* **Exercício curto 1**
No texto sobre Ronan Farrow, com que idade ele entrou para a universidade?
* **Exercício curto 2**
Reescreva o texto sobre Ronan Farrow, tudo desde "Durante uma festa" até "da juventude mundial.", trocando "jornalistas" por "repórteres".

══ Trecho para leitura

"Aquele garotinho? Tem certeza de
que é com aquele garotinho ali que você quer falar?", perguntou,
incrédulo, o assessor de imprensa do Departamento de Estado americano.
Durante uma festa do governo, ele se
desdobrava para trazer figurões, como a secretária de Estado, Hillary Clinton,
até os jornalistas.
O tal garotinho é Ronan Farrow, 23 anos,
assessor especial de Hillary para questões da juventude mundial.
Ele é também o único filho biológico da
atriz Mia Farrow com o cineasta Woody Allen. Menino prodígio, começou a falar
aos sete meses e ler aos dois anos, entrou para a universidade aos 11 e foi
aceito no curso de direito de Yale aos 16. Mas, no Departamento de Estado, ele
ainda é "aquele garotinho".
"Já passei por vários momentos
embaraçosos por ser jovem e desconhecido. A velha guarda fala comigo com
condescendência e, às vezes, até certo menosprezo. O que importa é que a chefe
dá apoio total ao meu trabalho", diz Ronan, em entrevista à Serafina.

════
══ Extrato de dados

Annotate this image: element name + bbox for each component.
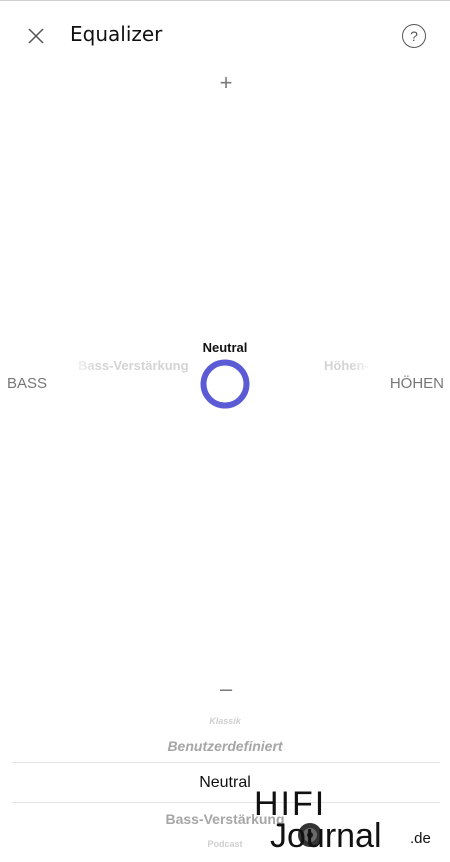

════

* **Resultado do exercício 1**
Aos 11 anos.

* **Resultado do exercício 2**
Durante uma festa do governo, ele se
desdobrava para trazer figurões, como a secretária de Estado, Hillary Clinton,
até os repórteres.
O tal garotinho é Ronan Farrow, 23 anos,
assessor especial de Hillary para questões da juventude mundial.